--- What is required ---
Everything in the listing should be restated word for word.

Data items
+++++
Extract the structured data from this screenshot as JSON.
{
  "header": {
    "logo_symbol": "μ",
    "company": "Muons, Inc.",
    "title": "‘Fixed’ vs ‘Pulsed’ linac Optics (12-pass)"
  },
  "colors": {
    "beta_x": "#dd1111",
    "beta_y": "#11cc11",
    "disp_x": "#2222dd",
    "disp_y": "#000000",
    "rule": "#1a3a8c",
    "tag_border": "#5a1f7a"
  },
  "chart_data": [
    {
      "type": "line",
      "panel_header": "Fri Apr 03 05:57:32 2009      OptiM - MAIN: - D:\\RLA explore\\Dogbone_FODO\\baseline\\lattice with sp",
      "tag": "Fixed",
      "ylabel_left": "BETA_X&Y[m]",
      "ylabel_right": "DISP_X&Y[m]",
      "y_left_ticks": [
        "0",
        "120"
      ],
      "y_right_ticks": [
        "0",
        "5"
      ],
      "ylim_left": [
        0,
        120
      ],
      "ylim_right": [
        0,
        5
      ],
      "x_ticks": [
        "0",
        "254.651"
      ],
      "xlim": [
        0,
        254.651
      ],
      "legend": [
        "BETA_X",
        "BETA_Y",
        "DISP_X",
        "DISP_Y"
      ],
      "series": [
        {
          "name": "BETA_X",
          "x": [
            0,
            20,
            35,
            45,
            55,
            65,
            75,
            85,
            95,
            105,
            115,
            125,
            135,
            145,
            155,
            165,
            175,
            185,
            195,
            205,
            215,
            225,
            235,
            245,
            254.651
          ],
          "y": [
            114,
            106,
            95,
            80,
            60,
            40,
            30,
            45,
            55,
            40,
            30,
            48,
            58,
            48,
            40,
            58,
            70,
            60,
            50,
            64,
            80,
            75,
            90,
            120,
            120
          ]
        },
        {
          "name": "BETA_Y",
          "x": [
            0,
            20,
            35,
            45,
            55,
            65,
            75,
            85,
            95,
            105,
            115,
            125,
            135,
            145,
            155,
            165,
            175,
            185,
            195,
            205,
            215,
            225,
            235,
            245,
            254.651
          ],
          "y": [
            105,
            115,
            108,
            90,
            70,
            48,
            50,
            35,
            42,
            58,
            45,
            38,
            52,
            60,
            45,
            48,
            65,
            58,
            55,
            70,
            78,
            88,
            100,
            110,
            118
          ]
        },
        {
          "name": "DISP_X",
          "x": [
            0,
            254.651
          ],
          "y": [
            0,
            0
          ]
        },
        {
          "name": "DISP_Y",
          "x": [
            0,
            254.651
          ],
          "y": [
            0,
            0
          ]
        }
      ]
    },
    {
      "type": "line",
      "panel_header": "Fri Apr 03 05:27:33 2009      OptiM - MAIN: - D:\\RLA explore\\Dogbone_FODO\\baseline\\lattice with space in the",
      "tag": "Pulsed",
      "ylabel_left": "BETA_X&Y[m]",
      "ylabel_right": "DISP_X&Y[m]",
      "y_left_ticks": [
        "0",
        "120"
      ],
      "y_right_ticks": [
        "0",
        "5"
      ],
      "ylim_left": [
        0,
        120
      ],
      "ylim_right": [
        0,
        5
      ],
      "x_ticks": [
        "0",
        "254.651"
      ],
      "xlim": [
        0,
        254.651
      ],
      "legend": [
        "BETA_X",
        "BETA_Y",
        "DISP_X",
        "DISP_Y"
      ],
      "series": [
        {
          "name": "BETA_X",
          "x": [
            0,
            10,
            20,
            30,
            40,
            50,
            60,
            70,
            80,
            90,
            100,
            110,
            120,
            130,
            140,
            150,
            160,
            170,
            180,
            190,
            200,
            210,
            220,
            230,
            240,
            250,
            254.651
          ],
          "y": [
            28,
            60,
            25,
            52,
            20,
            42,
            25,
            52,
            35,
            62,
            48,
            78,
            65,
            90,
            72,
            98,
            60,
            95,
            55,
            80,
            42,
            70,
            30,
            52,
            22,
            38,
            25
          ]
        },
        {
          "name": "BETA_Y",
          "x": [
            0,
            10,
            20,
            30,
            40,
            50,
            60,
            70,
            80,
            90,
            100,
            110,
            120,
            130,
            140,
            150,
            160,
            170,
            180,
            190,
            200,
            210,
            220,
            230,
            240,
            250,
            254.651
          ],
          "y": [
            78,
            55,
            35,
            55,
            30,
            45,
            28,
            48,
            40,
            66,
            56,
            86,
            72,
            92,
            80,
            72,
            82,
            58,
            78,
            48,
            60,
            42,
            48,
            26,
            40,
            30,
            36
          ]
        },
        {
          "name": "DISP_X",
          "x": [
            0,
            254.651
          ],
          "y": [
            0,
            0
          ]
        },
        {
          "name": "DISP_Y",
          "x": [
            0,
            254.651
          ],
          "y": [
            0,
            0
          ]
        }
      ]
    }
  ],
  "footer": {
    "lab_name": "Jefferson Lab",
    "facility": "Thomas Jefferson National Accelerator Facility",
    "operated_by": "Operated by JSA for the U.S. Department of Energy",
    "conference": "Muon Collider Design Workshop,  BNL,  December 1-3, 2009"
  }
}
+++++
--- Task output ---
Extract the structured data from this screenshot as JSON.
{
  "header": {
    "logo_symbol": "μ",
    "company": "Muons, Inc.",
    "title": "‘Fixed’ vs ‘Pulsed’ linac Optics (12-pass)"
  },
  "colors": {
    "beta_x": "#dd1111",
    "beta_y": "#11cc11",
    "disp_x": "#2222dd",
    "disp_y": "#000000",
    "rule": "#1a3a8c",
    "tag_border": "#5a1f7a"
  },
  "chart_data": [
    {
      "type": "line",
      "panel_header": "Fri Apr 03 05:57:32 2009      OptiM - MAIN: - D:\\RLA explore\\Dogbone_FODO\\baseline\\lattice with sp",
      "tag": "Fixed",
      "ylabel_left": "BETA_X&Y[m]",
      "ylabel_right": "DISP_X&Y[m]",
      "y_left_ticks": [
        "0",
        "120"
      ],
      "y_right_ticks": [
        "0",
        "5"
      ],
      "ylim_left": [
        0,
        120
      ],
      "ylim_right": [
        0,
        5
      ],
      "x_ticks": [
        "0",
        "254.651"
      ],
      "xlim": [
        0,
        254.651
      ],
      "legend": [
        "BETA_X",
        "BETA_Y",
        "DISP_X",
        "DISP_Y"
      ],
      "series": [
        {
          "name": "BETA_X",
          "x": [
            0,
            20,
            35,
            45,
            55,
            65,
            75,
            85,
            95,
            105,
            115,
            125,
            135,
            145,
            155,
            165,
            175,
            185,
            195,
            205,
            215,
            225,
            235,
            245,
            254.651
          ],
          "y": [
            114,
            106,
            95,
            80,
            60,
            40,
            30,
            45,
            55,
            40,
            30,
            48,
            58,
            48,
            40,
            58,
            70,
            60,
            50,
            64,
            80,
            75,
            90,
            120,
            120
          ]
        },
        {
          "name": "BETA_Y",
          "x": [
            0,
            20,
            35,
            45,
            55,
            65,
            75,
            85,
            95,
            105,
            115,
            125,
            135,
            145,
            155,
            165,
            175,
            185,
            195,
            205,
            215,
            225,
            235,
            245,
            254.651
          ],
          "y": [
            105,
            115,
            108,
            90,
            70,
            48,
            50,
            35,
            42,
            58,
            45,
            38,
            52,
            60,
            45,
            48,
            65,
            58,
            55,
            70,
            78,
            88,
            100,
            110,
            118
          ]
        },
        {
          "name": "DISP_X",
          "x": [
            0,
            254.651
          ],
          "y": [
            0,
            0
          ]
        },
        {
          "name": "DISP_Y",
          "x": [
            0,
            254.651
          ],
          "y": [
            0,
            0
          ]
        }
      ]
    },
    {
      "type": "line",
      "panel_header": "Fri Apr 03 05:27:33 2009      OptiM - MAIN: - D:\\RLA explore\\Dogbone_FODO\\baseline\\lattice with space in the",
      "tag": "Pulsed",
      "ylabel_left": "BETA_X&Y[m]",
      "ylabel_right": "DISP_X&Y[m]",
      "y_left_ticks": [
        "0",
        "120"
      ],
      "y_right_ticks": [
        "0",
        "5"
      ],
      "ylim_left": [
        0,
        120
      ],
      "ylim_right": [
        0,
        5
      ],
      "x_ticks": [
        "0",
        "254.651"
      ],
      "xlim": [
        0,
        254.651
      ],
      "legend": [
        "BETA_X",
        "BETA_Y",
        "DISP_X",
        "DISP_Y"
      ],
      "series": [
        {
          "name": "BETA_X",
          "x": [
            0,
            10,
            20,
            30,
            40,
            50,
            60,
            70,
            80,
            90,
            100,
            110,
            120,
            130,
            140,
            150,
            160,
            170,
            180,
            190,
            200,
            210,
            220,
            230,
            240,
            250,
            254.651
          ],
          "y": [
            28,
            60,
            25,
            52,
            20,
            42,
            25,
            52,
            35,
            62,
            48,
            78,
            65,
            90,
            72,
            98,
            60,
            95,
            55,
            80,
            42,
            70,
            30,
            52,
            22,
            38,
            25
          ]
        },
        {
          "name": "BETA_Y",
          "x": [
            0,
            10,
            20,
            30,
            40,
            50,
            60,
            70,
            80,
            90,
            100,
            110,
            120,
            130,
            140,
            150,
            160,
            170,
            180,
            190,
            200,
            210,
            220,
            230,
            240,
            250,
            254.651
          ],
          "y": [
            78,
            55,
            35,
            55,
            30,
            45,
            28,
            48,
            40,
            66,
            56,
            86,
            72,
            92,
            80,
            72,
            82,
            58,
            78,
            48,
            60,
            42,
            48,
            26,
            40,
            30,
            36
          ]
        },
        {
          "name": "DISP_X",
          "x": [
            0,
            254.651
          ],
          "y": [
            0,
            0
          ]
        },
        {
          "name": "DISP_Y",
          "x": [
            0,
            254.651
          ],
          "y": [
            0,
            0
          ]
        }
      ]
    }
  ],
  "footer": {
    "lab_name": "Jefferson Lab",
    "facility": "Thomas Jefferson National Accelerator Facility",
    "operated_by": "Operated by JSA for the U.S. Department of Energy",
    "conference": "Muon Collider Design Workshop,  BNL,  December 1-3, 2009"
  }
}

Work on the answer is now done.